**TEXTO DADO**
========================================
Ahora que se acerca la Semana Santa me es grato recordar la experiencia que tuve durante aquellas pequeñas vacaciones.

'El lago Cao', por Pedro Cuesta Escudero autor de Atrapado bajo los escombros
'El lago Cao', por Pedro Cuesta Escudero autor de Atrapado bajo los escombros
'El lago Cao', por Pedro Cuesta Escudero autor de Atrapado bajo los escombros

Es una pena que no disponga aquí del cuadernillo donde fui anotando las observaciones que realicé en el lago Cao aquella Semana Santa. No me queda más remedio que fiarme del recuerdo, lo que supondrá olvidos de datos importantes, o distorsión de otros, resultando poco científica mi exposición. Tampoco lo pretendo, sólo rememorar una interesante vivencia en plena naturaleza.

De todas formas, conforme voy recordando yo mismo me asombro de la cantidad de detalles que van surgiendo en mi memoria. No cabe duda que estos ejercicios de evocar experiencias pasadas me han servido para saber extraer adecuadamente los registros que quedan impresos en la memoria. Habitualmente los recuerdos se hacen confusos y se embrollan unos con otros, pero tras estos continuos ejercicios he llegado a disciplinar hasta la misma memoria.

No hay itinerario exprofeso al lago Cao

El lago Cao es, quizás, uno de los parajes menos conocido y transitado de todo el Pirineo. No hay itinerarios que te conduzcan allá, no figura dentro de ninguna guía turística. Ni, incluso, es zona de pastizales, por lo que ni siquiera es frecuentado por pastores. Alguna vez suelen ir pescadores, pero con poca frecuencia y, en todo caso, en verano. Por eso escogí este lugar para pasar unas vacaciones de Semana Santa y poder observar y estudiar con tranquilidad el desarrollo de la vida salvaje. La primavera es la mejor estación, pues es cuando empieza a brotar todo con ímpetu. Hice la acampada en solitario, porque no encontré a nadie decidido a acompañarme.

Accedí por el Urdiceto, entre otras razones, porque llevaba mucha carga y subiendo por la barrancada del Cao seguro que no hubiera llegado nunca. Además, recuerdo que la primera vez que fui al Cao por esa zona tan poco transitada las pasé canutas. Una enorme roca a la que me había aferrado, se desprendió y los dos caímos rodando cada vez a mayor velocidad por aquella pendiente. Suerte que me pude agarrar a unas ramas, aunque el pedrusco cayó al fondo del barranco haciéndose mil pedazos con un enorme estruendo. Por el Urdiceto tampoco fue tan sencillo, pues en abril aún no ha terminado de deshelar y lenguas de nieve dura invadían el camino haciendo que lo pasara muy apurado, ya que en más de una ocasión el coche derrapó de forma peligrosa hacia el precipicio.
========================================
**CONSIGNA DADA**
Sigue escribiendo el relato de la acampada en el lago Cao a partir de su última oración, la del coche que derrapó hacia el precipicio.
========================================
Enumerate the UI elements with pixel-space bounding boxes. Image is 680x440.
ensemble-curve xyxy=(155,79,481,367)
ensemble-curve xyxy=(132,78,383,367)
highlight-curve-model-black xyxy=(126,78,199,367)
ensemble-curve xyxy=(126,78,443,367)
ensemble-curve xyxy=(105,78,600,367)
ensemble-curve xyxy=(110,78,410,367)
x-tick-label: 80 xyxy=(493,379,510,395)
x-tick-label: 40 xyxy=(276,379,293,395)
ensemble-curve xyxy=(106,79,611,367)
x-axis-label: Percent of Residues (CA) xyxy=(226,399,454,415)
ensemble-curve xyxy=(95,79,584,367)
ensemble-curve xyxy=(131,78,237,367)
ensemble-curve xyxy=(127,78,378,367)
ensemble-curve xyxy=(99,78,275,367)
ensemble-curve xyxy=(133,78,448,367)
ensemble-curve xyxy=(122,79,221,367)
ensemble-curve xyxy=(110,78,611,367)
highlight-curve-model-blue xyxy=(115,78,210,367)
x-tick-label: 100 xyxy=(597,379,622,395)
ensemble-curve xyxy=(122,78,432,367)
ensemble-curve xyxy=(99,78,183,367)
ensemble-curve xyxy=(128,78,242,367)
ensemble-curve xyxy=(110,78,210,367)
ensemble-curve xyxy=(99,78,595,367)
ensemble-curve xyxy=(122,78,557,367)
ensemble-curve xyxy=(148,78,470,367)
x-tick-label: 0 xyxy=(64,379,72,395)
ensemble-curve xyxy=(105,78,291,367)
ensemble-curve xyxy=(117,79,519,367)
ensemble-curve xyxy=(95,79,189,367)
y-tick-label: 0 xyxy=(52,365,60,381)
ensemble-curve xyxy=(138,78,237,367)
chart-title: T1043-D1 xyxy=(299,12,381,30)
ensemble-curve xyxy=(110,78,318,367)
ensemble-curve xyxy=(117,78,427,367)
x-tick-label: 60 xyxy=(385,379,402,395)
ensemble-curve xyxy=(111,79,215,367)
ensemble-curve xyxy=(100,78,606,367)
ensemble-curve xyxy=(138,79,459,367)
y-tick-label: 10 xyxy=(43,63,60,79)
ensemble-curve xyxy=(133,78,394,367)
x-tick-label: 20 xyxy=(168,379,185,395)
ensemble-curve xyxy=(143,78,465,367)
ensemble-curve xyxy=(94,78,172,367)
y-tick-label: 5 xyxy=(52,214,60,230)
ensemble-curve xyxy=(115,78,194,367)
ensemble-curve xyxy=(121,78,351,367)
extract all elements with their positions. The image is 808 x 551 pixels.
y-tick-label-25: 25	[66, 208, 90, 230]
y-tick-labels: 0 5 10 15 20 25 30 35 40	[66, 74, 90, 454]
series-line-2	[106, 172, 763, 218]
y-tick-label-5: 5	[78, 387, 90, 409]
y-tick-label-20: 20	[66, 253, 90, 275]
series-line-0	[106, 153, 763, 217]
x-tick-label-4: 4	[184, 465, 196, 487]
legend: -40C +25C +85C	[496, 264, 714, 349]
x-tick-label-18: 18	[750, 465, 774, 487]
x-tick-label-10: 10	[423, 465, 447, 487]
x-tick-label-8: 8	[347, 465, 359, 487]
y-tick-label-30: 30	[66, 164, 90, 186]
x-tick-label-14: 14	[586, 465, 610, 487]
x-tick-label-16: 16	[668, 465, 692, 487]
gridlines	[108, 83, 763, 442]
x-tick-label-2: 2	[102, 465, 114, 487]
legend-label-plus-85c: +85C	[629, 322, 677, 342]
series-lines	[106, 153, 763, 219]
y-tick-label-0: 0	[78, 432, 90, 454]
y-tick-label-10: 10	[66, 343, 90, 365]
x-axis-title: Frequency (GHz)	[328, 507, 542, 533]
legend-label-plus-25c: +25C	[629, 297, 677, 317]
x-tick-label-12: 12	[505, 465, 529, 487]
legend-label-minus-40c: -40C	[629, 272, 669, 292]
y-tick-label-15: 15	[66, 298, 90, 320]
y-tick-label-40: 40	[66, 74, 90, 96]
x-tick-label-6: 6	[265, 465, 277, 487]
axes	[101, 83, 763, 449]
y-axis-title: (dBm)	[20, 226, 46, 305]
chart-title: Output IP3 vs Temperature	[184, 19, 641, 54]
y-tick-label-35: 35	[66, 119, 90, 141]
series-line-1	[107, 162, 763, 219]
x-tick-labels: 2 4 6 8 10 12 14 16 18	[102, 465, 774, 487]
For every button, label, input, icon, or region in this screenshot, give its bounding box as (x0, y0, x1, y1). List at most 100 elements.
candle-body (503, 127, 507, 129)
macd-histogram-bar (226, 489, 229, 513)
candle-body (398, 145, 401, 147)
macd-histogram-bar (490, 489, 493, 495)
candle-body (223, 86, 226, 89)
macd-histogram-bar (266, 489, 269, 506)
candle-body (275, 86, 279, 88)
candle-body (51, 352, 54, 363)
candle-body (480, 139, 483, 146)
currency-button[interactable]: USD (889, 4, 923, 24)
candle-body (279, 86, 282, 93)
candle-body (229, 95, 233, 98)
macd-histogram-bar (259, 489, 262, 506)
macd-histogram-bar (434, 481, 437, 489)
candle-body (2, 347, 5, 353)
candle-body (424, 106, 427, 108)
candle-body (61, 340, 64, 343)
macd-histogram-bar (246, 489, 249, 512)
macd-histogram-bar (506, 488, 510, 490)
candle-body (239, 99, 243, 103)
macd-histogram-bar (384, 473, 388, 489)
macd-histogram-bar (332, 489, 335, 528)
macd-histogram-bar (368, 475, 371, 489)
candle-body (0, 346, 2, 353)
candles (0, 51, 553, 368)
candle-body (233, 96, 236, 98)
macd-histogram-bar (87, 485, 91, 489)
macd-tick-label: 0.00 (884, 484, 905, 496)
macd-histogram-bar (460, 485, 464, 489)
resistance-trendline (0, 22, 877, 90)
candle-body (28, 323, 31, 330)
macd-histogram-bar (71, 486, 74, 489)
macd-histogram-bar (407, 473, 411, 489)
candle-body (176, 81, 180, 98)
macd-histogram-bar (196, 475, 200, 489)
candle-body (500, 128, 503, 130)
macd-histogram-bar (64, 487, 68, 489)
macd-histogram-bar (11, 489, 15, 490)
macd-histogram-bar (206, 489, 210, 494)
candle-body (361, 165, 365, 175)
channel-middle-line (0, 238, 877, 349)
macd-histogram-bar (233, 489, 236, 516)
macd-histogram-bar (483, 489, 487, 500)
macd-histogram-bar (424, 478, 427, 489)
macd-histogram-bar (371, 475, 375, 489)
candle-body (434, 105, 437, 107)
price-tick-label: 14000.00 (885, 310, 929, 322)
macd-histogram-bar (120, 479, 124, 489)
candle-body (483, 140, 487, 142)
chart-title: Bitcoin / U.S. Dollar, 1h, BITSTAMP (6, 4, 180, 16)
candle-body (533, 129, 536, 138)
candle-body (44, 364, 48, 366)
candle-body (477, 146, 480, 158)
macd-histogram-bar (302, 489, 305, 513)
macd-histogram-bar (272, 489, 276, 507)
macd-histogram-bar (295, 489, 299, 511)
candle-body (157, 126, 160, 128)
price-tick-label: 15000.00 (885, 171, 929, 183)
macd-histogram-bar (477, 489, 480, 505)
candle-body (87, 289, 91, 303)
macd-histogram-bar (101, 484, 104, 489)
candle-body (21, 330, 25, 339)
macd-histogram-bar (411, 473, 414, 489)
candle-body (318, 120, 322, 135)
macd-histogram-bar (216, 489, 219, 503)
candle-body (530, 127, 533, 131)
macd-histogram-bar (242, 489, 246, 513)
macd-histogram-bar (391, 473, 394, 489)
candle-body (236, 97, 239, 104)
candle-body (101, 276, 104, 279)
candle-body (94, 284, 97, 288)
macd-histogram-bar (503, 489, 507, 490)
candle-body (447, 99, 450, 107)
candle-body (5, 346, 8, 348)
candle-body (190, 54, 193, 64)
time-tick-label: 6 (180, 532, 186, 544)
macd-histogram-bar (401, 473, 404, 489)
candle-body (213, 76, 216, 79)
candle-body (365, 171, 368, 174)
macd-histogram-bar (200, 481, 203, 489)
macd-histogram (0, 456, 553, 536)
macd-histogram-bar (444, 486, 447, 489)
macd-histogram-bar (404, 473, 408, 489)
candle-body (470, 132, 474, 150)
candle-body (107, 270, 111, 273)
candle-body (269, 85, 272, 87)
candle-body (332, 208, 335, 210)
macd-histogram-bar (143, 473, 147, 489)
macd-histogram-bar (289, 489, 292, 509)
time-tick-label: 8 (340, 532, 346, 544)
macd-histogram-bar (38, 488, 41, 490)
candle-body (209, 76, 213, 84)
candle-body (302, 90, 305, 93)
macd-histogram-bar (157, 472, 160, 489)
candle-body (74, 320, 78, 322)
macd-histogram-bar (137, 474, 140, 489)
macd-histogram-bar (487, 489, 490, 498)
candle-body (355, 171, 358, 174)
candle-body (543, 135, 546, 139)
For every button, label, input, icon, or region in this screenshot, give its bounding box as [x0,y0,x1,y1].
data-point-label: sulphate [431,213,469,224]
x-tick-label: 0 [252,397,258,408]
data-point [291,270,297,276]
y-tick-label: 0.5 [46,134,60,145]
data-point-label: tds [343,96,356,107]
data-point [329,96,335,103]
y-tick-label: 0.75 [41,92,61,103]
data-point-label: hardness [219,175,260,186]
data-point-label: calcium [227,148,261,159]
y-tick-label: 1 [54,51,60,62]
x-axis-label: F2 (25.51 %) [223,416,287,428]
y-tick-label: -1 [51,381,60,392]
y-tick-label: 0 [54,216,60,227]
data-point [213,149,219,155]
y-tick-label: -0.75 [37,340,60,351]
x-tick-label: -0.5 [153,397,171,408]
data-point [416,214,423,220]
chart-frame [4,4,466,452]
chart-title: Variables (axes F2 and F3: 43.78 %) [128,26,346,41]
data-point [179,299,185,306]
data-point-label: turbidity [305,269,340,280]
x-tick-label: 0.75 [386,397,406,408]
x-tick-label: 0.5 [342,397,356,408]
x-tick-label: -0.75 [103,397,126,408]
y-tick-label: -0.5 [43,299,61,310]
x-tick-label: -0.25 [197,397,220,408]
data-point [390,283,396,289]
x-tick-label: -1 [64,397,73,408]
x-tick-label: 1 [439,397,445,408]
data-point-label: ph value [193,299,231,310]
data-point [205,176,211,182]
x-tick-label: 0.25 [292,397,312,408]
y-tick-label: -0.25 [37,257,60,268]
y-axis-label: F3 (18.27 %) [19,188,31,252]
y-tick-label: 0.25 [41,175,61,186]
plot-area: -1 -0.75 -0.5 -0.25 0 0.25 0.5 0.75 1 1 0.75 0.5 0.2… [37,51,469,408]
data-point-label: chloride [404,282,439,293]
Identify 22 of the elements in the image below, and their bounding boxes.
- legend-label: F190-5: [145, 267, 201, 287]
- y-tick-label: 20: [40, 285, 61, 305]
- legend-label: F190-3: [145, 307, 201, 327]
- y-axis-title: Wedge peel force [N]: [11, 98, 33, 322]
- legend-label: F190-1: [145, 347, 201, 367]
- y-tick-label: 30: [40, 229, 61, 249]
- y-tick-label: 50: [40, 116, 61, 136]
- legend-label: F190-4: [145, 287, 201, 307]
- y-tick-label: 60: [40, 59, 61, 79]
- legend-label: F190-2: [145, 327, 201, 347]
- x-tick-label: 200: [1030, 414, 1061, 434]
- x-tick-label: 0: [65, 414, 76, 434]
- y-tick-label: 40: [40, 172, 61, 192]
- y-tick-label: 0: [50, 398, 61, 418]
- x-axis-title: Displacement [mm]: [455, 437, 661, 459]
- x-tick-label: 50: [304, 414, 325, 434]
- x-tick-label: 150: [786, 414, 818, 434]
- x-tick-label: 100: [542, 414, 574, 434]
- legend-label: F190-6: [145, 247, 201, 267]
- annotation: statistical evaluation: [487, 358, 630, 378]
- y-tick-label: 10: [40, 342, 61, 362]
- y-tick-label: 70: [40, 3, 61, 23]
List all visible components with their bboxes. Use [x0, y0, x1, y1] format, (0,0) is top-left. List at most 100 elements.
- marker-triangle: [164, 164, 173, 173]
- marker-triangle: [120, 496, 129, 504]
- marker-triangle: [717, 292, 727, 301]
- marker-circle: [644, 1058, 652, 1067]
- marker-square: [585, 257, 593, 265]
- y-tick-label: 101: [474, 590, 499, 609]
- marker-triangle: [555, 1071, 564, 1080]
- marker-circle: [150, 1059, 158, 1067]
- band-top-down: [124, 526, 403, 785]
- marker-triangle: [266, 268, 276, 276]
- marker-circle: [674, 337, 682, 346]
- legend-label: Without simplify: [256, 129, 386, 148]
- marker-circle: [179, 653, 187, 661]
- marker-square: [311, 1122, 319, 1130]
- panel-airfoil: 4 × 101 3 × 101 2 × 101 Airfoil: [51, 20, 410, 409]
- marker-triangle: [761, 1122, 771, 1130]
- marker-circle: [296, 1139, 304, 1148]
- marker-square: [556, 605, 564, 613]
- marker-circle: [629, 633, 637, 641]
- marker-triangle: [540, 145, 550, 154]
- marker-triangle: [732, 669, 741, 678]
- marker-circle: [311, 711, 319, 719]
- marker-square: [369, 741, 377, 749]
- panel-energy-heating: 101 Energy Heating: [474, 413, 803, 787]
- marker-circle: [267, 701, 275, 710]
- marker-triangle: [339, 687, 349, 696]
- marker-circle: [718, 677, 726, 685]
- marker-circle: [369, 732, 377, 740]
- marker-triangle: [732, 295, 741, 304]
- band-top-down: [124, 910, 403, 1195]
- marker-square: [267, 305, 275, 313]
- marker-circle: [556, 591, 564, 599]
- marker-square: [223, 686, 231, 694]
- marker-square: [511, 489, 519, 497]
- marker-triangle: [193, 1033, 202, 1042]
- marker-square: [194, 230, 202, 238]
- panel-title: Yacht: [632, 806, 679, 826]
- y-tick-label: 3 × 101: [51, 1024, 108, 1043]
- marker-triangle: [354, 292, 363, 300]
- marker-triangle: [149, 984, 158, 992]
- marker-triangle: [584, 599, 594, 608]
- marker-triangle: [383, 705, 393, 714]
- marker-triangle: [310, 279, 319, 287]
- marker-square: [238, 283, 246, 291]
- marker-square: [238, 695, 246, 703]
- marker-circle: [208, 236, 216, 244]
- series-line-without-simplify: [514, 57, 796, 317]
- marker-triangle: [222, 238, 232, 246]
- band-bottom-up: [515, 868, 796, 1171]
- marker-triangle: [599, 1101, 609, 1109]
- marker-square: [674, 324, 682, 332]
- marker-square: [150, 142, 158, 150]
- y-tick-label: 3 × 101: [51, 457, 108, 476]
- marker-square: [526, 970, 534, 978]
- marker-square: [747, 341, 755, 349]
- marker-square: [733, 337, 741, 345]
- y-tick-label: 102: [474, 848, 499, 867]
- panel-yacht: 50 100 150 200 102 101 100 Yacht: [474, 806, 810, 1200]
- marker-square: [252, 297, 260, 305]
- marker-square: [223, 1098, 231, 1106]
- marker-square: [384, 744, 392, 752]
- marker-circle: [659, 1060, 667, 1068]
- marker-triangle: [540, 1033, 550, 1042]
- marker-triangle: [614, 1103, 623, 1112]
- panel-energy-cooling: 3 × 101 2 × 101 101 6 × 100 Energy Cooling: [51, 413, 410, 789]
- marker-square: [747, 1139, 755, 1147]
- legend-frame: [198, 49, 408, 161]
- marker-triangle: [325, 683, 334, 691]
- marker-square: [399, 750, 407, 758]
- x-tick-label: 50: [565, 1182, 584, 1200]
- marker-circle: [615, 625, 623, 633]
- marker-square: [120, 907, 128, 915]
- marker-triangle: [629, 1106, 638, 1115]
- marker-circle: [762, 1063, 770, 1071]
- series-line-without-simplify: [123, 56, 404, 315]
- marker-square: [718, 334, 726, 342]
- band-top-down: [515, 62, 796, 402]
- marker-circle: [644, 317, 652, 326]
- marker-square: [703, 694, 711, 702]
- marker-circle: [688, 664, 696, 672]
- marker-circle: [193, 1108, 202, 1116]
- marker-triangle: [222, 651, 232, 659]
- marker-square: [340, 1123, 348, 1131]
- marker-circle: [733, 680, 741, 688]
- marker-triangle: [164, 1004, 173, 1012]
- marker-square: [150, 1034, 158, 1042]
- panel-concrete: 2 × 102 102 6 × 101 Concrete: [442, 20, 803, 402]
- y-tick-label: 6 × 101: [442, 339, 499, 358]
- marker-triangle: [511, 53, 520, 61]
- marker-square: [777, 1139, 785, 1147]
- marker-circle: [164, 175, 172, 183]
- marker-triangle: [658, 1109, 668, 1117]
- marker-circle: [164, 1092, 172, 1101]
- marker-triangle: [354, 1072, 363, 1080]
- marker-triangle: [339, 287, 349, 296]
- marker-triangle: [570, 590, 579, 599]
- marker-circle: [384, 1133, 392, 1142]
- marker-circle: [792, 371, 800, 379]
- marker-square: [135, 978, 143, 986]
========================================
**EJERCICIO RESUELTO**
El lago Urdiceto

Aún conservo intacto el recuerdo de lo maravillado que me quedé al contemplar el lago Urdiceto, ya en deshielo y con grandes témpanos flotando en sus azules y transparentes aguas, y las palas de nieve que bajaban de las montañas circundantes, inmaculadas y refulgentes en un cielo con una pureza casi irreal. En las ruinas que hay junto al lago pernocté, pues convenía tener mucho día por delante para remontar el collado y bajar hasta el Cao. No hay palabras capaces de expresar la belleza que hay en el lago Urdiceto en un amanecer radiante, cuando los rayos solares visten de rojo las crestas.

Con fuerte aleteo del corazón por la pesada carga y lo penoso que supone la progresión nevero arriba, llegué al collado que separa las cuencas de estos dos lagos. Y al bajar hacia el Cao por entre aquellos peñascales cubiertos de lenguas de hielo un traicionero resbalón me arrastró a un cortado de varios metros de profundidad. Los suficientes para haberme roto la crisma. En el mismo borde pude detenerme clavando el piolet, pero noté como el corazón se me encogió y me sentí paralizado por un intenso vértigo. Todavía se me estremece la columna vertebral al recordarlo. Y, gracias a esa insospechada reserva de fuerzas que uno descubre cuando te encuentras en una situación desesperada, pude superar aquel trance.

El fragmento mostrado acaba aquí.